- **Record excerpts**
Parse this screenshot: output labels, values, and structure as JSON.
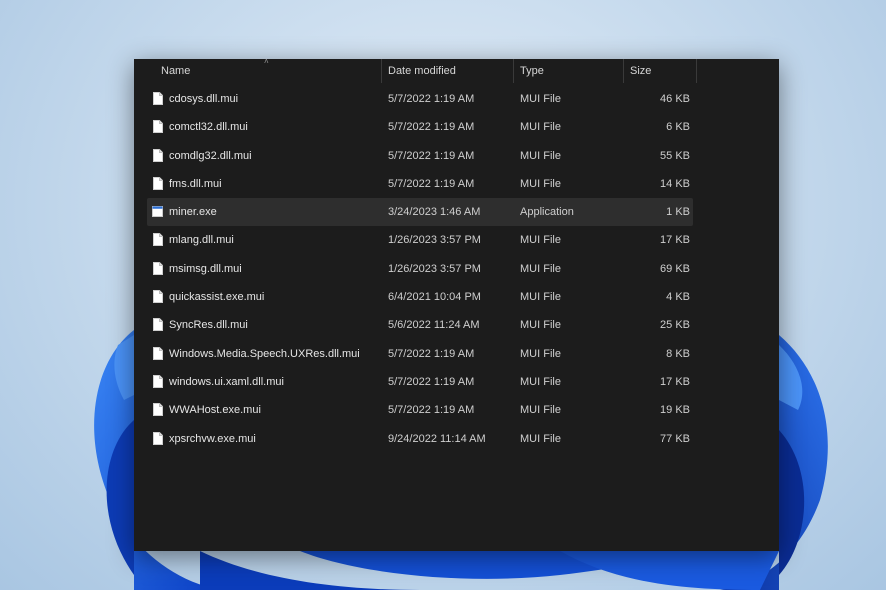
{
  "columns": {
    "name": "Name",
    "date_modified": "Date modified",
    "type": "Type",
    "size": "Size"
  },
  "files": [
    {
      "name": "cdosys.dll.mui",
      "date": "5/7/2022 1:19 AM",
      "type": "MUI File",
      "size": "46 KB",
      "icon": "document-icon"
    },
    {
      "name": "comctl32.dll.mui",
      "date": "5/7/2022 1:19 AM",
      "type": "MUI File",
      "size": "6 KB",
      "icon": "document-icon"
    },
    {
      "name": "comdlg32.dll.mui",
      "date": "5/7/2022 1:19 AM",
      "type": "MUI File",
      "size": "55 KB",
      "icon": "document-icon"
    },
    {
      "name": "fms.dll.mui",
      "date": "5/7/2022 1:19 AM",
      "type": "MUI File",
      "size": "14 KB",
      "icon": "document-icon"
    },
    {
      "name": "miner.exe",
      "date": "3/24/2023 1:46 AM",
      "type": "Application",
      "size": "1 KB",
      "icon": "application-icon",
      "selected": true
    },
    {
      "name": "mlang.dll.mui",
      "date": "1/26/2023 3:57 PM",
      "type": "MUI File",
      "size": "17 KB",
      "icon": "document-icon"
    },
    {
      "name": "msimsg.dll.mui",
      "date": "1/26/2023 3:57 PM",
      "type": "MUI File",
      "size": "69 KB",
      "icon": "document-icon"
    },
    {
      "name": "quickassist.exe.mui",
      "date": "6/4/2021 10:04 PM",
      "type": "MUI File",
      "size": "4 KB",
      "icon": "document-icon"
    },
    {
      "name": "SyncRes.dll.mui",
      "date": "5/6/2022 11:24 AM",
      "type": "MUI File",
      "size": "25 KB",
      "icon": "document-icon"
    },
    {
      "name": "Windows.Media.Speech.UXRes.dll.mui",
      "date": "5/7/2022 1:19 AM",
      "type": "MUI File",
      "size": "8 KB",
      "icon": "document-icon"
    },
    {
      "name": "windows.ui.xaml.dll.mui",
      "date": "5/7/2022 1:19 AM",
      "type": "MUI File",
      "size": "17 KB",
      "icon": "document-icon"
    },
    {
      "name": "WWAHost.exe.mui",
      "date": "5/7/2022 1:19 AM",
      "type": "MUI File",
      "size": "19 KB",
      "icon": "document-icon"
    },
    {
      "name": "xpsrchvw.exe.mui",
      "date": "9/24/2022 11:14 AM",
      "type": "MUI File",
      "size": "77 KB",
      "icon": "document-icon"
    }
  ],
  "colors": {
    "window_bg": "#1c1c1c",
    "selected_row": "#2e2e2e",
    "text": "#e6e6e6",
    "bloom_blue": "#1d5fe0"
  }
}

- **Problem to solve**
In your copy, repeat each record exactly and include no pictures.

- **Right answer**
Parse this screenshot: output labels, values, and structure as JSON.
{
  "columns": {
    "name": "Name",
    "date_modified": "Date modified",
    "type": "Type",
    "size": "Size"
  },
  "files": [
    {
      "name": "cdosys.dll.mui",
      "date": "5/7/2022 1:19 AM",
      "type": "MUI File",
      "size": "46 KB",
      "icon": "document-icon"
    },
    {
      "name": "comctl32.dll.mui",
      "date": "5/7/2022 1:19 AM",
      "type": "MUI File",
      "size": "6 KB",
      "icon": "document-icon"
    },
    {
      "name": "comdlg32.dll.mui",
      "date": "5/7/2022 1:19 AM",
      "type": "MUI File",
      "size": "55 KB",
      "icon": "document-icon"
    },
    {
      "name": "fms.dll.mui",
      "date": "5/7/2022 1:19 AM",
      "type": "MUI File",
      "size": "14 KB",
      "icon": "document-icon"
    },
    {
      "name": "miner.exe",
      "date": "3/24/2023 1:46 AM",
      "type": "Application",
      "size": "1 KB",
      "icon": "application-icon",
      "selected": true
    },
    {
      "name": "mlang.dll.mui",
      "date": "1/26/2023 3:57 PM",
      "type": "MUI File",
      "size": "17 KB",
      "icon": "document-icon"
    },
    {
      "name": "msimsg.dll.mui",
      "date": "1/26/2023 3:57 PM",
      "type": "MUI File",
      "size": "69 KB",
      "icon": "document-icon"
    },
    {
      "name": "quickassist.exe.mui",
      "date": "6/4/2021 10:04 PM",
      "type": "MUI File",
      "size": "4 KB",
      "icon": "document-icon"
    },
    {
      "name": "SyncRes.dll.mui",
      "date": "5/6/2022 11:24 AM",
      "type": "MUI File",
      "size": "25 KB",
      "icon": "document-icon"
    },
    {
      "name": "Windows.Media.Speech.UXRes.dll.mui",
      "date": "5/7/2022 1:19 AM",
      "type": "MUI File",
      "size": "8 KB",
      "icon": "document-icon"
    },
    {
      "name": "windows.ui.xaml.dll.mui",
      "date": "5/7/2022 1:19 AM",
      "type": "MUI File",
      "size": "17 KB",
      "icon": "document-icon"
    },
    {
      "name": "WWAHost.exe.mui",
      "date": "5/7/2022 1:19 AM",
      "type": "MUI File",
      "size": "19 KB",
      "icon": "document-icon"
    },
    {
      "name": "xpsrchvw.exe.mui",
      "date": "9/24/2022 11:14 AM",
      "type": "MUI File",
      "size": "77 KB",
      "icon": "document-icon"
    }
  ],
  "colors": {
    "window_bg": "#1c1c1c",
    "selected_row": "#2e2e2e",
    "text": "#e6e6e6",
    "bloom_blue": "#1d5fe0"
  }
}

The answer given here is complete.